-- start PROVIDED DATA --

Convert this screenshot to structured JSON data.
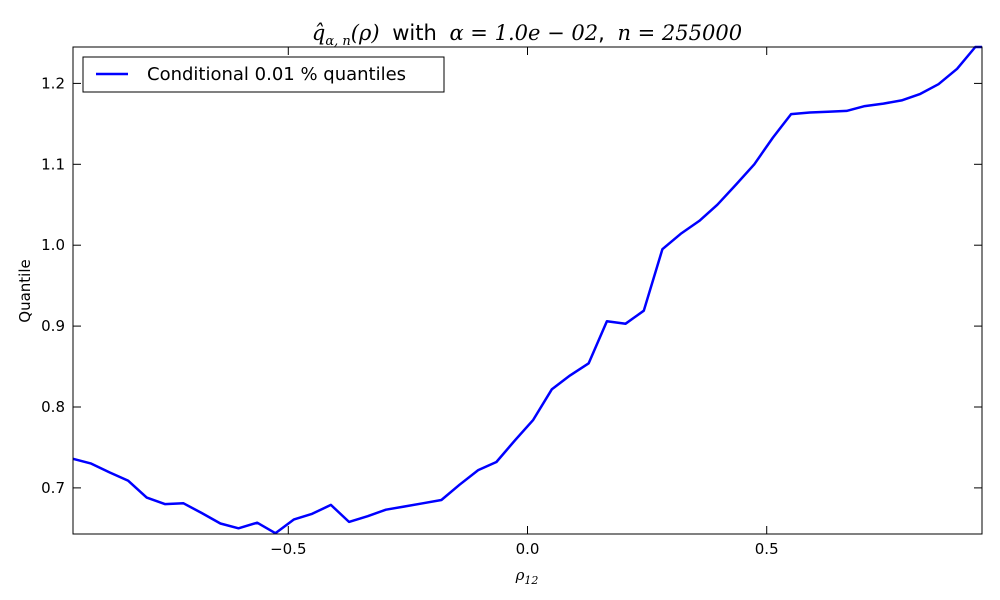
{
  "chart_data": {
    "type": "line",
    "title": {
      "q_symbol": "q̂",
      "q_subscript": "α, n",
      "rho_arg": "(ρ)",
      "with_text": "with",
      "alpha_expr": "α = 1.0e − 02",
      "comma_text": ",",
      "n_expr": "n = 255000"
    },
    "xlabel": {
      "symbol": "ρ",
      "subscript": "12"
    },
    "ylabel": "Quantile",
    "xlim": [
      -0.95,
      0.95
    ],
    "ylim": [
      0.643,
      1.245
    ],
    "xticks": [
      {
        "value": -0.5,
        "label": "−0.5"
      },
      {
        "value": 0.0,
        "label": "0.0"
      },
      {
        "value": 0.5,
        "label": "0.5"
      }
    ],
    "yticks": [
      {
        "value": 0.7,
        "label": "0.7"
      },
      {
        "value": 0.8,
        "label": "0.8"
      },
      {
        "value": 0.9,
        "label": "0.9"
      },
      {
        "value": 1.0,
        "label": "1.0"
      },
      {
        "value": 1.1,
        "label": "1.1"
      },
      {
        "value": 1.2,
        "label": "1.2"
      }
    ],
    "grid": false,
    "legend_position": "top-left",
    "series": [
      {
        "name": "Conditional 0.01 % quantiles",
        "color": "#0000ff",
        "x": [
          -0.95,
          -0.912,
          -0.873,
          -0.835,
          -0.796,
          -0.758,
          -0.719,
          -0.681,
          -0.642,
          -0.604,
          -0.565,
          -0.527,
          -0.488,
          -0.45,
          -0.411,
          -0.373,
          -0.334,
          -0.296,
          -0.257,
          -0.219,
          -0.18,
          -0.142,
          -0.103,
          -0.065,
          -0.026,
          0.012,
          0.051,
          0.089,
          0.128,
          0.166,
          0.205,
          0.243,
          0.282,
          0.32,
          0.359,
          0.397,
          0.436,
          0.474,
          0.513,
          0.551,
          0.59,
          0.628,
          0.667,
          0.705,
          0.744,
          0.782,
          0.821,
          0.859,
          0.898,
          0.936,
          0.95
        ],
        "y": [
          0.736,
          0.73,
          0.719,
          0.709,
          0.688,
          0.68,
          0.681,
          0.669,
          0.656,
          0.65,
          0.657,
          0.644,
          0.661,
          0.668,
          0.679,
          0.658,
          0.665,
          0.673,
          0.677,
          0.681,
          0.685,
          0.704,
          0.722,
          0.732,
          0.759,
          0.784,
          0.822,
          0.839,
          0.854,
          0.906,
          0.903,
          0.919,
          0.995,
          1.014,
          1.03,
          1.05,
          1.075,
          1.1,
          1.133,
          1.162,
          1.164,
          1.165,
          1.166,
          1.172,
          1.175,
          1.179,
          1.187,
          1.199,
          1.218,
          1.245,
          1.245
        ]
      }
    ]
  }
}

-- end PROVIDED DATA --
-- start PROVIDED DATA --

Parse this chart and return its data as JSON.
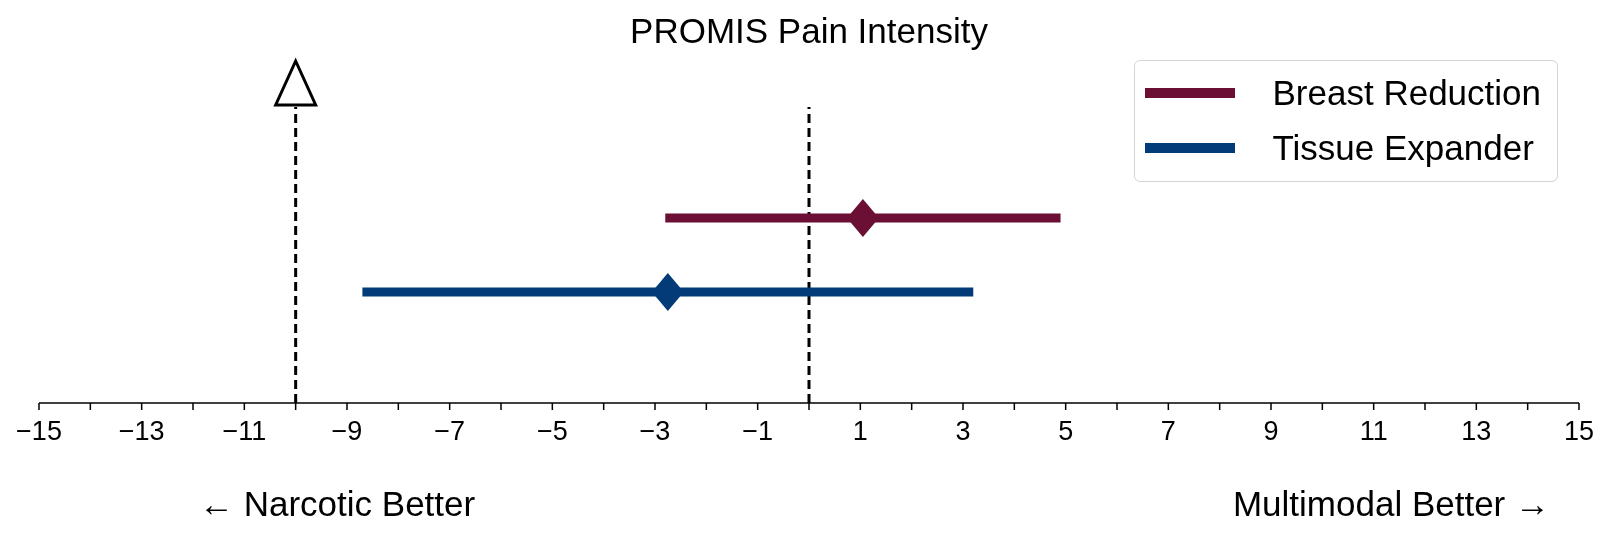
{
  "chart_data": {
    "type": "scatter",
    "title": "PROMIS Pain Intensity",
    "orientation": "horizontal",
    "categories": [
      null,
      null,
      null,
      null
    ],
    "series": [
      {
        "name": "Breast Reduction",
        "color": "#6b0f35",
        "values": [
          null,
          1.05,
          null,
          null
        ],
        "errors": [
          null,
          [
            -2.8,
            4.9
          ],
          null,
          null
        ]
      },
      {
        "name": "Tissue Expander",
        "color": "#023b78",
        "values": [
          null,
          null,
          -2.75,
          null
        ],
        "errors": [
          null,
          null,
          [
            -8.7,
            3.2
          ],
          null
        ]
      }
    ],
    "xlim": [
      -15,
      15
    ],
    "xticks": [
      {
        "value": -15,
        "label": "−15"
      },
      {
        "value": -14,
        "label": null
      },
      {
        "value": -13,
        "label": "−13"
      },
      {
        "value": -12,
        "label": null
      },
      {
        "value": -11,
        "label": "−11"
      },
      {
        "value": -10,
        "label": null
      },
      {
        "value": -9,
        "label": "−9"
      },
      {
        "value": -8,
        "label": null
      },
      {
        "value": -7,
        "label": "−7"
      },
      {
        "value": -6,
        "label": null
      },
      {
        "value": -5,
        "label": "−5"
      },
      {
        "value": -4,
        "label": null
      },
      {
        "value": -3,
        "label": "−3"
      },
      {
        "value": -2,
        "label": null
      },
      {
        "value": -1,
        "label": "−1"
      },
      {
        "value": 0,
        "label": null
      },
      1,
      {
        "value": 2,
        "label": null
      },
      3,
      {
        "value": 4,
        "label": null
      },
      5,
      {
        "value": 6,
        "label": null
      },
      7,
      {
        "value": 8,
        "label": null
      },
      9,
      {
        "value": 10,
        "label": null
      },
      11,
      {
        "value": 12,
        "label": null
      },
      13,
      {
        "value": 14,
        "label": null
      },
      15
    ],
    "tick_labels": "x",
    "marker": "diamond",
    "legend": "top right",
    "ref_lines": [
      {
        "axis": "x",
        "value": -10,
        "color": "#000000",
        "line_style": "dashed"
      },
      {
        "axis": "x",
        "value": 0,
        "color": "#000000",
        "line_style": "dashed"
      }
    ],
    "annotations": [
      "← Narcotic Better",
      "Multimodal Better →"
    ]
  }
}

-- end PROVIDED DATA --

WHAT THIS TASK INVOLVES:
Where a line in the entries holds "name", copy that line.

RESULT FOR THIS TASK:
        "name": "Conditional 0.01 % quantiles",
        "name": "Breast Reduction",
        "name": "Tissue Expander",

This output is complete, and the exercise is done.